### Problem description:
Gather every line from the entries below that includes "numéro".

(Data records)
· · · ·

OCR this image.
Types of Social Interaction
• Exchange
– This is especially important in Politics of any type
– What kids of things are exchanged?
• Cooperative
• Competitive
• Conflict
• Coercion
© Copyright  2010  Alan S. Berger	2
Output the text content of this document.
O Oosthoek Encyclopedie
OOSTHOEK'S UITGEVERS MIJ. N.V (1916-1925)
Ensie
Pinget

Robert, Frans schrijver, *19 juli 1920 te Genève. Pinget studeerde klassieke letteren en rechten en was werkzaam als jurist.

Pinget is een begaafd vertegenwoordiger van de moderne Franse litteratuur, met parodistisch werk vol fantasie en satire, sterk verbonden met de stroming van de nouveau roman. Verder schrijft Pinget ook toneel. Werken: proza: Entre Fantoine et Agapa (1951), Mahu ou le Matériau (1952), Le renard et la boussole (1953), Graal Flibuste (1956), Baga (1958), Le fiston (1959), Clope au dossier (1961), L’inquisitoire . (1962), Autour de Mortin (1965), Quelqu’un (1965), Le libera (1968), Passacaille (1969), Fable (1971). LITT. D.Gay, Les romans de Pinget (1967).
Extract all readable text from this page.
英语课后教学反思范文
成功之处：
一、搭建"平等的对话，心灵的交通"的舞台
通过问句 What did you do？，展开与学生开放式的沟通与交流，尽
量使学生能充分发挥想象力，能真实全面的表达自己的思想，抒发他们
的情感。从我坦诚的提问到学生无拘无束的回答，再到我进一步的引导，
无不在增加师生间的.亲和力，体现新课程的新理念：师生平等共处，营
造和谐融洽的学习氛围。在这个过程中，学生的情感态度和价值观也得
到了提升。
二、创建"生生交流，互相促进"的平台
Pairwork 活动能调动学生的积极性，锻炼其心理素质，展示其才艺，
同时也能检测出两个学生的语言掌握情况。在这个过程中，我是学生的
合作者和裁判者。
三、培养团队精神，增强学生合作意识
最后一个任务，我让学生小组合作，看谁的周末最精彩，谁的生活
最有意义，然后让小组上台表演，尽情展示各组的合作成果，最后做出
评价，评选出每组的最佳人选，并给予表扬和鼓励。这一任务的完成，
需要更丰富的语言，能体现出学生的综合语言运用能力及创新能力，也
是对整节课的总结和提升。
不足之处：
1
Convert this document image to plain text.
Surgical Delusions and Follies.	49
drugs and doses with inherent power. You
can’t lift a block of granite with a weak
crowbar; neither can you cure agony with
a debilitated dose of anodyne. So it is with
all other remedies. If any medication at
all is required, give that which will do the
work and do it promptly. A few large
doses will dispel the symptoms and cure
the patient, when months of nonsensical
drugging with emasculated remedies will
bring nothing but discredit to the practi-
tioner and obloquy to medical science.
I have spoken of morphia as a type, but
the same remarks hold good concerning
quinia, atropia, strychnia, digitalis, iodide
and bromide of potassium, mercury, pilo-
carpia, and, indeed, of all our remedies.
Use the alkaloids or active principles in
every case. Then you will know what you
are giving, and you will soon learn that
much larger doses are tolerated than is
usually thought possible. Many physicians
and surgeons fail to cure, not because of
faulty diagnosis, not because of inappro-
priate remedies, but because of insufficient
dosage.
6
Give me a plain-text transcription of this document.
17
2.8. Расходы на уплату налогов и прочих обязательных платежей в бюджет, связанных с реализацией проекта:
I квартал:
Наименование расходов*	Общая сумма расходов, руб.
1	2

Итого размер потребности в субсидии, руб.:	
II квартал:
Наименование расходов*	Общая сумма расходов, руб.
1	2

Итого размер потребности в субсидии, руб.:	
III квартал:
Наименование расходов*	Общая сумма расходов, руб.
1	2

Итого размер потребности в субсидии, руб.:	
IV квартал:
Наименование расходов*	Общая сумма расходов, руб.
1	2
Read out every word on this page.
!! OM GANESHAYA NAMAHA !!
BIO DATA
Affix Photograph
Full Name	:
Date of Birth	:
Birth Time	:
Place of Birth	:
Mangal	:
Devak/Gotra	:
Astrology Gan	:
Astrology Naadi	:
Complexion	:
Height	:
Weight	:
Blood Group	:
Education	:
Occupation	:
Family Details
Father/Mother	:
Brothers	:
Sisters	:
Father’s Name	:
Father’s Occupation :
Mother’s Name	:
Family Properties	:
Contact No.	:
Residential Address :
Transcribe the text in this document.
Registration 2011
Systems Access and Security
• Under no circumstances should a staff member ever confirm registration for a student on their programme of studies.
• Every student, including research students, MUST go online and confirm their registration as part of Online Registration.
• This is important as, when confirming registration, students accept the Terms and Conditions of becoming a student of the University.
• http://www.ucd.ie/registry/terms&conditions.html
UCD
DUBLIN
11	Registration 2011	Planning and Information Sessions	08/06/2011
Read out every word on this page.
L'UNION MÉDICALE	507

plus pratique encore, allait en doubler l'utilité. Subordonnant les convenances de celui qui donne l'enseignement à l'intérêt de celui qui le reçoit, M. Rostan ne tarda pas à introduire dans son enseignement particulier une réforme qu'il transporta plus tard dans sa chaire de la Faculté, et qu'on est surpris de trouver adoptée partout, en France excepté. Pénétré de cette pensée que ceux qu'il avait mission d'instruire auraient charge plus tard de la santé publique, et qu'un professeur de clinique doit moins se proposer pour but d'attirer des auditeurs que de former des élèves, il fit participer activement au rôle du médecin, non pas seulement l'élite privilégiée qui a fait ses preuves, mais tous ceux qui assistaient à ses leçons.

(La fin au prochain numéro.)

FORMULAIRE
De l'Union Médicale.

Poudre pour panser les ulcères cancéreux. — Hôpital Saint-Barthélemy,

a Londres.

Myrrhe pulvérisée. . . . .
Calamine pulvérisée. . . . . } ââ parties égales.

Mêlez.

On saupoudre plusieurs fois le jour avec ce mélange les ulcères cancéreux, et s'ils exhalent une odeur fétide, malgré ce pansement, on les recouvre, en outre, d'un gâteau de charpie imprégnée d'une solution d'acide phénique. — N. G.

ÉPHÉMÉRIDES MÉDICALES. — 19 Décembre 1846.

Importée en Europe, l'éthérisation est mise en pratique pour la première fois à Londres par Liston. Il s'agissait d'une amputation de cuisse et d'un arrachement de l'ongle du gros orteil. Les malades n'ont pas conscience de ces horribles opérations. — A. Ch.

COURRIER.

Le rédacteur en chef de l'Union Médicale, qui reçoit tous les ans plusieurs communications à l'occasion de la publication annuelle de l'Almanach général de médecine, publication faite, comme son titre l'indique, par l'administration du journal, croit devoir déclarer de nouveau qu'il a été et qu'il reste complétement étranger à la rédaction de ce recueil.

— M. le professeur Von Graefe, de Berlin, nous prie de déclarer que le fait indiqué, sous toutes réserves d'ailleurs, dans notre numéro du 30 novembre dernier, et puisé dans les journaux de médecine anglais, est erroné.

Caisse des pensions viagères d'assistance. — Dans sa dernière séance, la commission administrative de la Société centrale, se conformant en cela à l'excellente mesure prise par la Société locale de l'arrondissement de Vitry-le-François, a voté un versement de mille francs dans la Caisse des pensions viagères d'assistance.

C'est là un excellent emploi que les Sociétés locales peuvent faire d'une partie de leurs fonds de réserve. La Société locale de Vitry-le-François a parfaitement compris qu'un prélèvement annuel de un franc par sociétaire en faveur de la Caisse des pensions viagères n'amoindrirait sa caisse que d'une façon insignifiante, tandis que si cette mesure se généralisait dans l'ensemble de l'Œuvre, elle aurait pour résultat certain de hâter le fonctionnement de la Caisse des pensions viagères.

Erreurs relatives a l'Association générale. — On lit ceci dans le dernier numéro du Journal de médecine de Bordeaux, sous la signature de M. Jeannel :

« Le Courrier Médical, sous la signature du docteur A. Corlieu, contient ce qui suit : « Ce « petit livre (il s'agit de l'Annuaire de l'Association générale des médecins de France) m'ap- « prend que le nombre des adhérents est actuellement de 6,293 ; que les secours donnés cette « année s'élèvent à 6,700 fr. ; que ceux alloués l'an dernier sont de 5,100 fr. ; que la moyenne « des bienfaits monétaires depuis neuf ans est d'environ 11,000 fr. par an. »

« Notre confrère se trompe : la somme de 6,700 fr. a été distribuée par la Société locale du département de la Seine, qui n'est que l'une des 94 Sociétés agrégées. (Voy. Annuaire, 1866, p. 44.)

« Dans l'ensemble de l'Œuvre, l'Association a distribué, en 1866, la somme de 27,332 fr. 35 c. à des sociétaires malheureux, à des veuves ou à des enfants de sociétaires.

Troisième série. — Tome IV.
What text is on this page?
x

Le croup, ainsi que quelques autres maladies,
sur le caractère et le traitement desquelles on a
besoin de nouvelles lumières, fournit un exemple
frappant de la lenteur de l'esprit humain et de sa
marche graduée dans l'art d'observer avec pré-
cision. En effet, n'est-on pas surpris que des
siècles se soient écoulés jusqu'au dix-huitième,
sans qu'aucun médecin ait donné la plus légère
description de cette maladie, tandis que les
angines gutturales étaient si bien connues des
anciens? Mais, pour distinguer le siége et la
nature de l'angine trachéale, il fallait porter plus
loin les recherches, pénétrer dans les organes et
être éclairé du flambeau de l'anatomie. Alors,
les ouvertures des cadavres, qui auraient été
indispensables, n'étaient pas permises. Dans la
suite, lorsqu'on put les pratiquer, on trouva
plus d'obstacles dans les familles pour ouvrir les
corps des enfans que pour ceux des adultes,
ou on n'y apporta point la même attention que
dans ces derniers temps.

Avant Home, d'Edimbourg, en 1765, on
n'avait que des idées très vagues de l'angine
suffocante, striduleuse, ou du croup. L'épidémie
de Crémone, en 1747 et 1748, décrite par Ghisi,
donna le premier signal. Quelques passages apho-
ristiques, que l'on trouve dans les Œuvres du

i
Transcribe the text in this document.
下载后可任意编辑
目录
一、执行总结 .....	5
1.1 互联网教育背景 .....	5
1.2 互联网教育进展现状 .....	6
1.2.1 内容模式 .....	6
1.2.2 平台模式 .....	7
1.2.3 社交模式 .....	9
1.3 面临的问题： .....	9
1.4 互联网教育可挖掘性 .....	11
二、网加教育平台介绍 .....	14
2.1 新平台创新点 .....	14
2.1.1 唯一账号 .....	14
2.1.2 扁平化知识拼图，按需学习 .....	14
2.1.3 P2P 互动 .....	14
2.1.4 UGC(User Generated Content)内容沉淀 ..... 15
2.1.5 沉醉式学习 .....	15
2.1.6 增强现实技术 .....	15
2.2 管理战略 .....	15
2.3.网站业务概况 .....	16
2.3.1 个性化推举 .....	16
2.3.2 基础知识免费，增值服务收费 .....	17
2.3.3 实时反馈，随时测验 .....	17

· · · ·

### Exercise answer:
(La fin au prochain numéro.)
— M. le professeur Von Graefe, de Berlin, nous prie de déclarer que le fait indiqué, sous toutes réserves d'ailleurs, dans notre numéro du 30 novembre dernier, et puisé dans les journaux de médecine anglais, est erroné.
Erreurs relatives a l'Association générale. — On lit ceci dans le dernier numéro du Journal de médecine de Bordeaux, sous la signature de M. Jeannel :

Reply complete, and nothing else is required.